TASK DESCRIPTION
Your task is to transcribe all of the records exactly and leave out the pictures.

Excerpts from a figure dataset
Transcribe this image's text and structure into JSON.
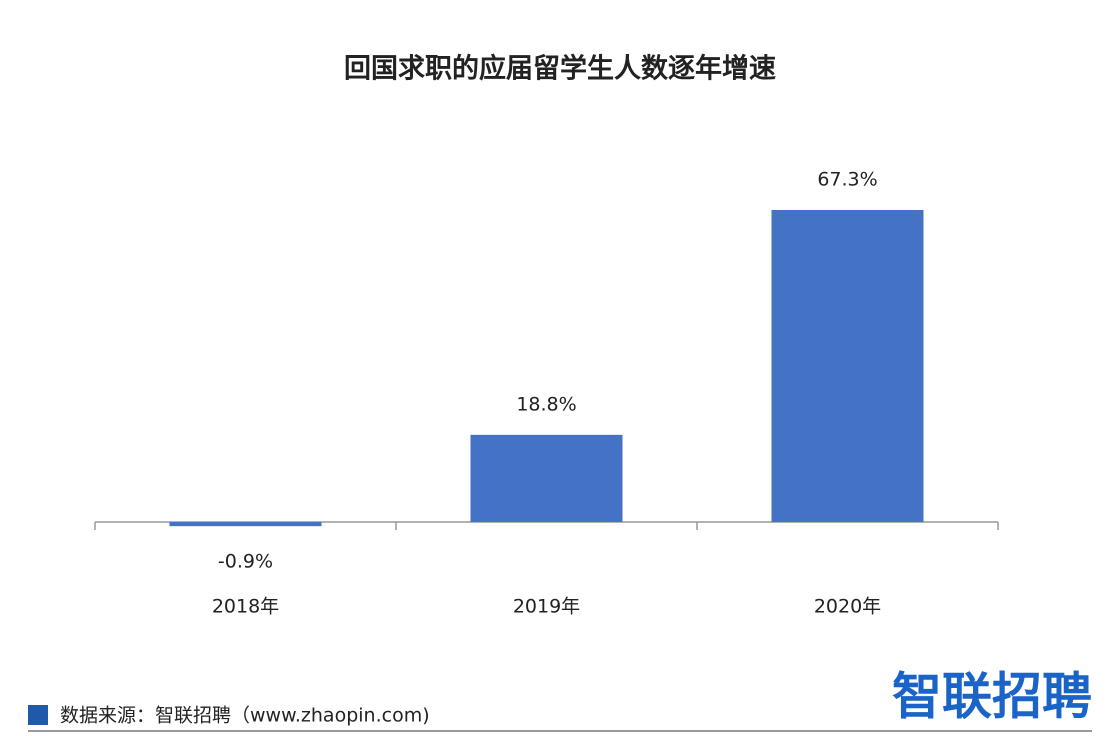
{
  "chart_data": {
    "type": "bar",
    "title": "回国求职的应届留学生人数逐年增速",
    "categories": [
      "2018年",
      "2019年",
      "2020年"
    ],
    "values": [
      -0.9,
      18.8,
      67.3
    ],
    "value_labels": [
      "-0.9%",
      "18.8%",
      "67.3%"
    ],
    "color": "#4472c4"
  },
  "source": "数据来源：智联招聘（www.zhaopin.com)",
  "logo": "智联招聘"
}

EXERCISE ANSWER
Transcribe this image's text and structure into JSON.
{
  "chart_data": {
    "type": "bar",
    "title": "回国求职的应届留学生人数逐年增速",
    "categories": [
      "2018年",
      "2019年",
      "2020年"
    ],
    "values": [
      -0.9,
      18.8,
      67.3
    ],
    "value_labels": [
      "-0.9%",
      "18.8%",
      "67.3%"
    ],
    "color": "#4472c4"
  },
  "source": "数据来源：智联招聘（www.zhaopin.com)",
  "logo": "智联招聘"
}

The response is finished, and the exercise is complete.